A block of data
>>>>>
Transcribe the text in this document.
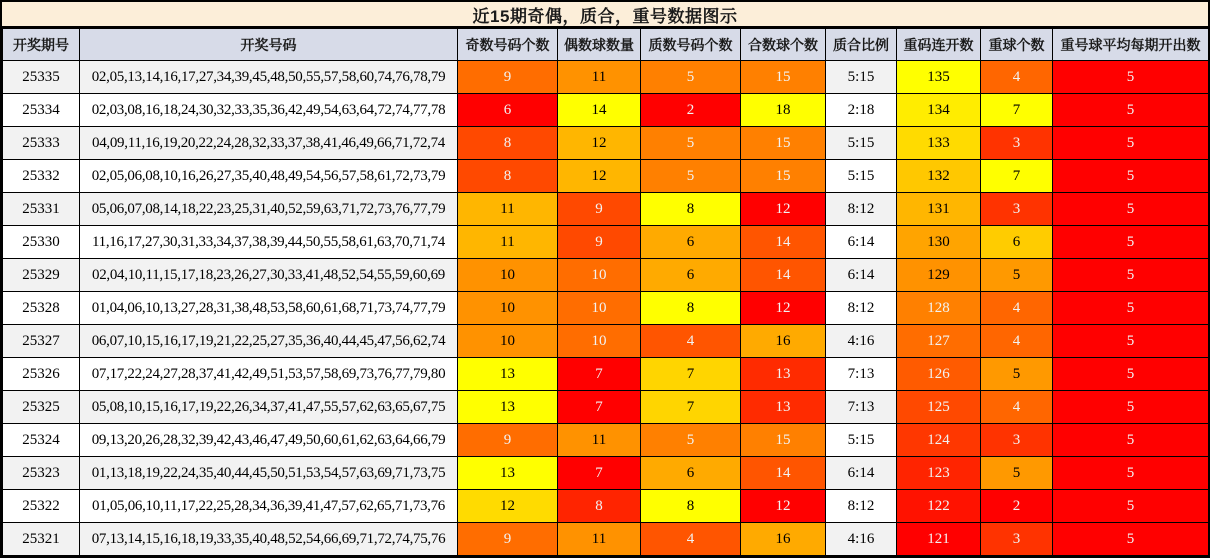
近15期奇偶，质合，重号数据图示
开奖期号	开奖号码	奇数号码个数	偶数球数量	质数号码个数	合数球个数	质合比例	重码连开数	重球个数	重号球平均每期开出数
25335	02,05,13,14,16,17,27,34,39,45,48,50,55,57,58,60,74,76,78,79	9	11	5	15	5:15	135	4	5
25334	02,03,08,16,18,24,30,32,33,35,36,42,49,54,63,64,72,74,77,78	6	14	2	18	2:18	134	7	5
25333	04,09,11,16,19,20,22,24,28,32,33,37,38,41,46,49,66,71,72,74	8	12	5	15	5:15	133	3	5
25332	02,05,06,08,10,16,26,27,35,40,48,49,54,56,57,58,61,72,73,79	8	12	5	15	5:15	132	7	5
25331	05,06,07,08,14,18,22,23,25,31,40,52,59,63,71,72,73,76,77,79	11	9	8	12	8:12	131	3	5
25330	11,16,17,27,30,31,33,34,37,38,39,44,50,55,58,61,63,70,71,74	11	9	6	14	6:14	130	6	5
25329	02,04,10,11,15,17,18,23,26,27,30,33,41,48,52,54,55,59,60,69	10	10	6	14	6:14	129	5	5
25328	01,04,06,10,13,27,28,31,38,48,53,58,60,61,68,71,73,74,77,79	10	10	8	12	8:12	128	4	5
25327	06,07,10,15,16,17,19,21,22,25,27,35,36,40,44,45,47,56,62,74	10	10	4	16	4:16	127	4	5
25326	07,17,22,24,27,28,37,41,42,49,51,53,57,58,69,73,76,77,79,80	13	7	7	13	7:13	126	5	5
25325	05,08,10,15,16,17,19,22,26,34,37,41,47,55,57,62,63,65,67,75	13	7	7	13	7:13	125	4	5
25324	09,13,20,26,28,32,39,42,43,46,47,49,50,60,61,62,63,64,66,79	9	11	5	15	5:15	124	3	5
25323	01,13,18,19,22,24,35,40,44,45,50,51,53,54,57,63,69,71,73,75	13	7	6	14	6:14	123	5	5
25322	01,05,06,10,11,17,22,25,28,34,36,39,41,47,57,62,65,71,73,76	12	8	8	12	8:12	122	2	5
25321	07,13,14,15,16,18,19,33,35,40,48,52,54,66,69,71,72,74,75,76	9	11	4	16	4:16	121	3	5
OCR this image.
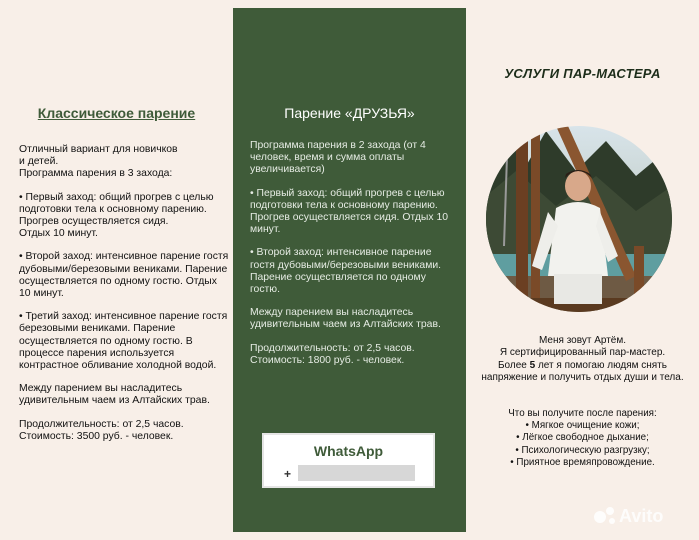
Классическое парение

Отличный вариант для новичков
и детей.
Программа парения в 3 захода:

• Первый заход: общий прогрев с целью подготовки тела к основному парению.
Прогрев осуществляется сидя.
Отдых 10 минут.

• Второй заход: интенсивное парение гостя дубовыми/березовыми вениками. Парение осуществляется по одному гостю. Отдых 10 минут.

• Третий заход: интенсивное парение гостя березовыми вениками. Парение осуществляется по одному гостю. В процессе парения используется контрастное обливание холодной водой.

Между парением вы насладитесь удивительным чаем из Алтайских трав.

Продолжительность: от 2,5 часов.
Стоимость: 3500 руб. - человек.

Парение «ДРУЗЬЯ»

Программа парения в 2 захода (от 4 человек, время и сумма оплаты увеличивается)

• Первый заход: общий прогрев с целью подготовки тела к основному парению.
Прогрев осуществляется сидя. Отдых 10 минут.

• Второй заход: интенсивное парение гостя дубовыми/березовыми вениками. Парение осуществляется по одному гостю.

Между парением вы насладитесь удивительным чаем из Алтайских трав.

Продолжительность: от 2,5 часов.
Стоимость: 1800 руб. - человек.

WhatsApp
+
УСЛУГИ ПАР-МАСТЕРА

Меня зовут Артём.

Я сертифицированный пар-мастер.

Более 5 лет я помогаю людям снять напряжение и получить отдых души и тела.

Что вы получите после парения:
• Мягкое очищение кожи;
• Лёгкое свободное дыхание;
• Психологическую разгрузку;
• Приятное времяпровождение.
Avito
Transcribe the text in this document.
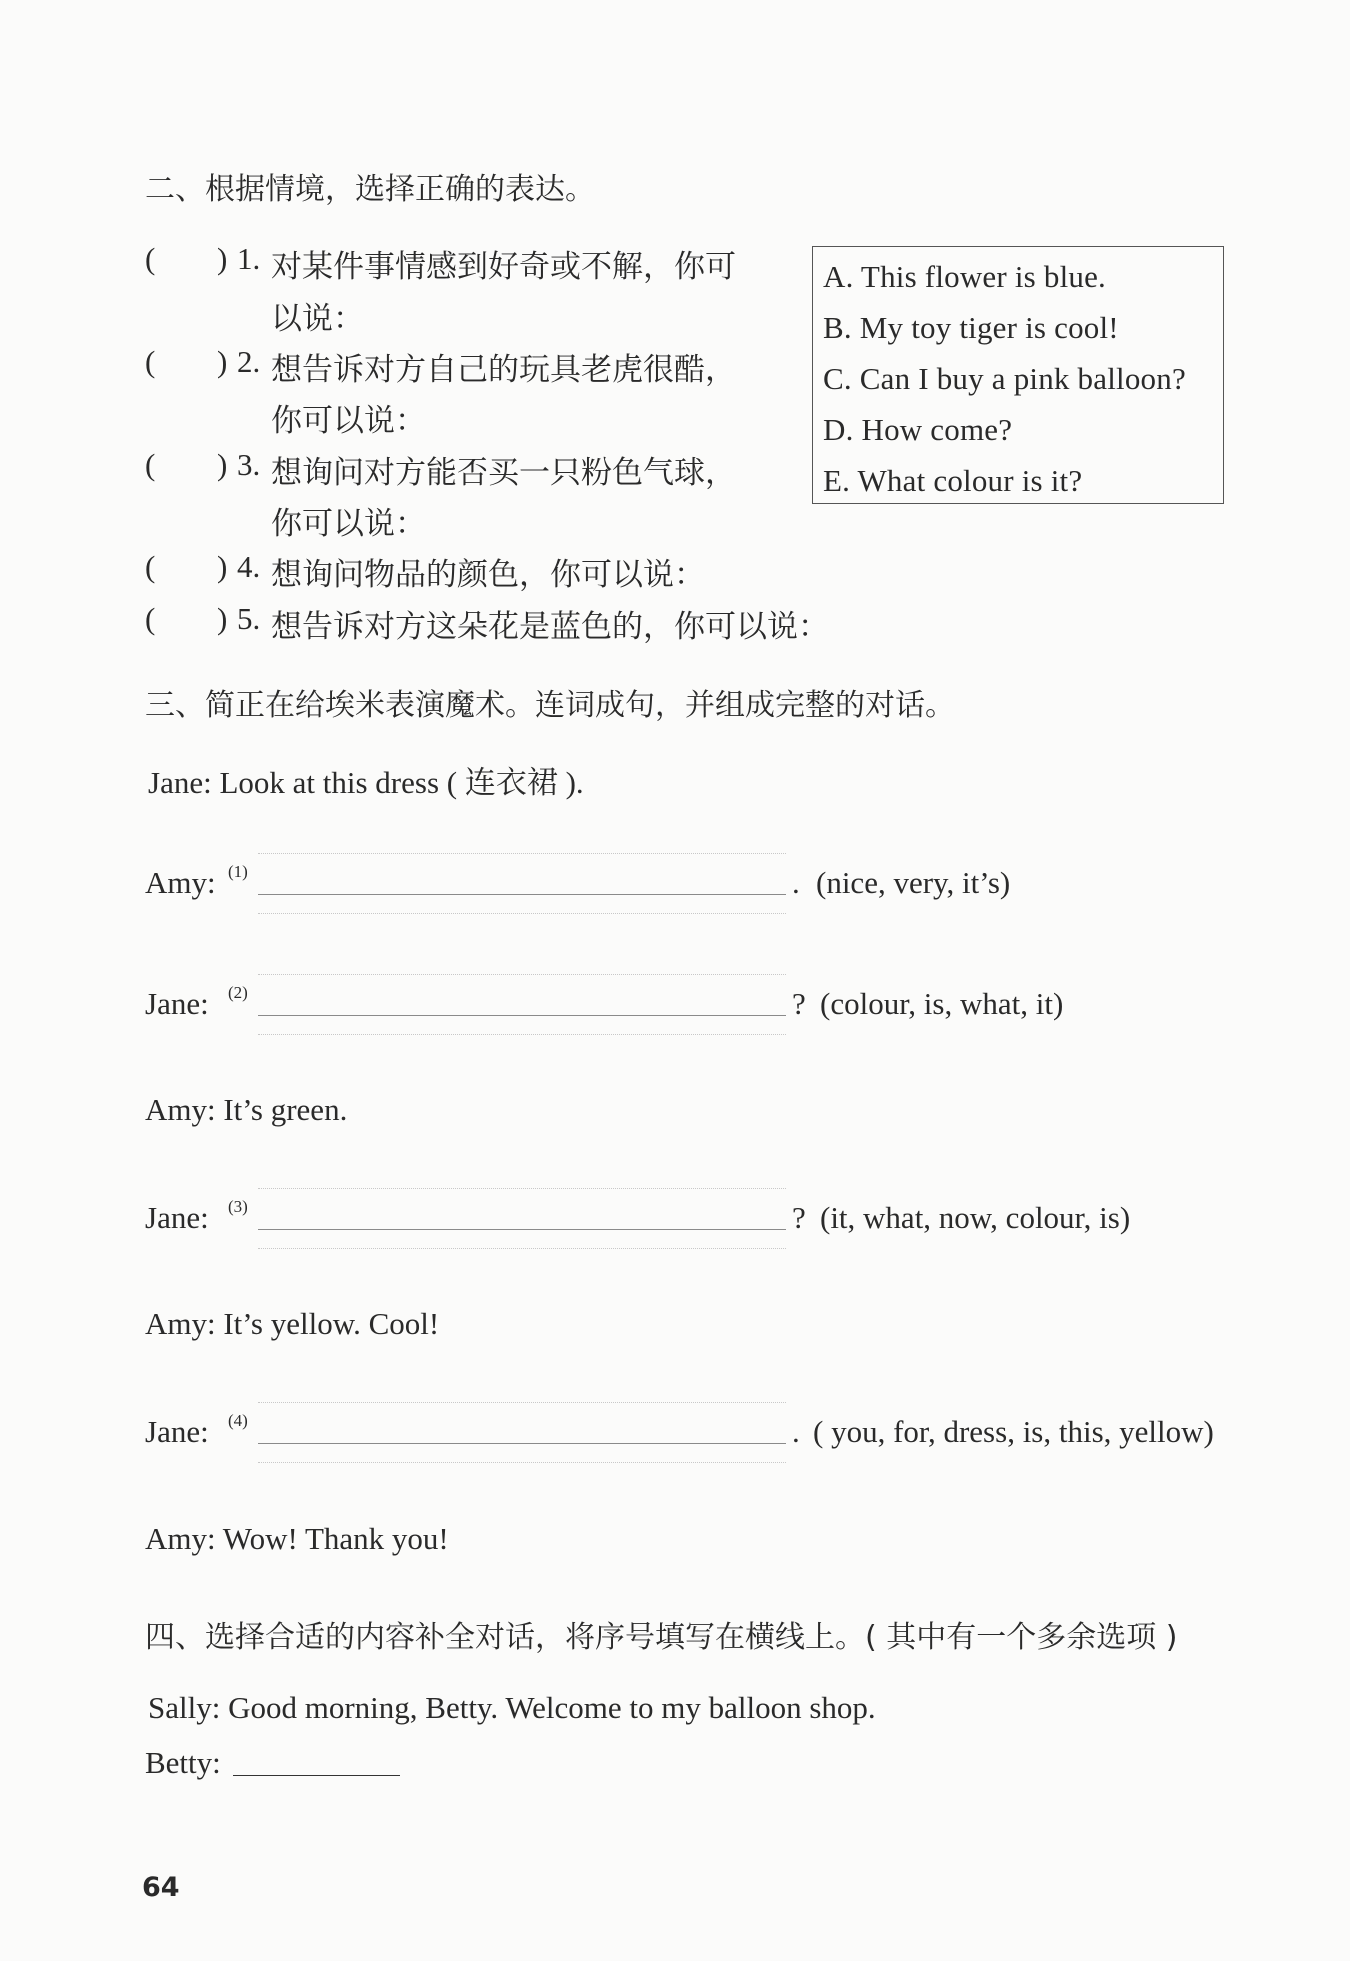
二、根据情境，选择正确的表达。
( ) 1. 对某件事情感到好奇或不解，你可
以说：
( ) 2. 想告诉对方自己的玩具老虎很酷，
你可以说：
( ) 3. 想询问对方能否买一只粉色气球，
你可以说：
( ) 4. 想询问物品的颜色，你可以说：
( ) 5. 想告诉对方这朵花是蓝色的，你可以说：
A. This flower is blue.
B. My toy tiger is cool!
C. Can I buy a pink balloon?
D. How come?
E. What colour is it?
三、简正在给埃米表演魔术。连词成句，并组成完整的对话。
Jane: Look at this dress ( 连衣裙 ).
Amy: (1)	. (nice, very, it’s)
Jane: (2)	? (colour, is, what, it)
Amy: It’s green.
Jane: (3)	? (it, what, now, colour, is)
Amy: It’s yellow. Cool!
Jane: (4)	. ( you, for, dress, is, this, yellow)
Amy: Wow! Thank you!
四、选择合适的内容补全对话，将序号填写在横线上。( 其中有一个多余选项 )
Sally: Good morning, Betty. Welcome to my balloon shop.
Betty:
64
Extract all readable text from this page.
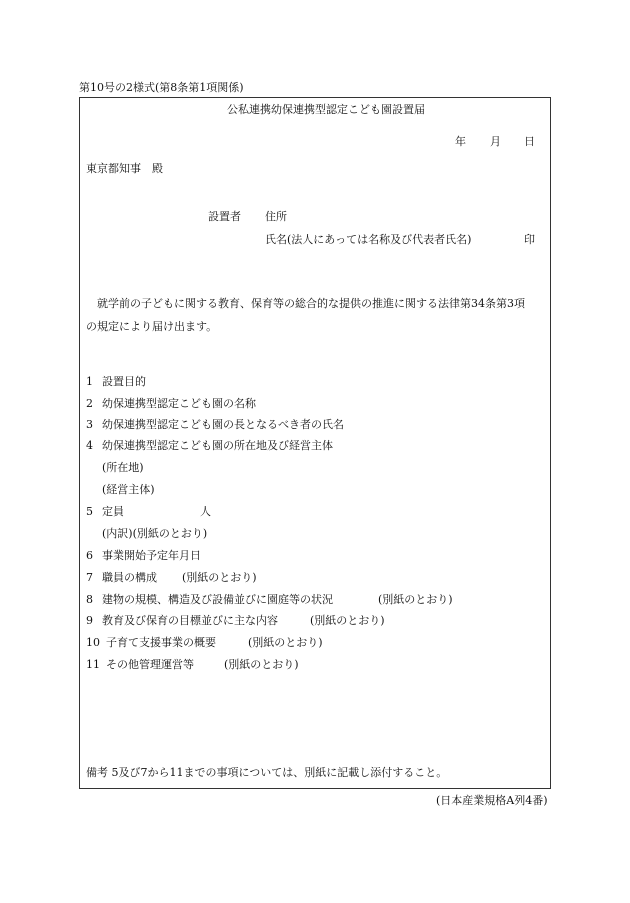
第10号の2様式(第8条第1項関係)
公私連携幼保連携型認定こども園設置届
年 月 日
東京都知事 殿
設置者 住所
氏名(法人にあっては名称及び代表者氏名)	印
就学前の子どもに関する教育、保育等の総合的な提供の推進に関する法律第34条第3項
の規定により届け出ます。
1 設置目的
2 幼保連携型認定こども園の名称
3 幼保連携型認定こども園の長となるべき者の氏名
4 幼保連携型認定こども園の所在地及び経営主体
(所在地)
(経営主体)
5 定員	人
(内訳)(別紙のとおり)
6 事業開始予定年月日
7 職員の構成 (別紙のとおり)
8 建物の規模、構造及び設備並びに園庭等の状況	(別紙のとおり)
9 教育及び保育の目標並びに主な内容	(別紙のとおり)
10 子育て支援事業の概要	(別紙のとおり)
11 その他管理運営等	(別紙のとおり)
備考 5及び7から11までの事項については、別紙に記載し添付すること。
(日本産業規格A列4番)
<<<<<
**Your instructions**. Work out the number of lines in this listing that include the word "dress". Reply with that number only.

**Result**. 2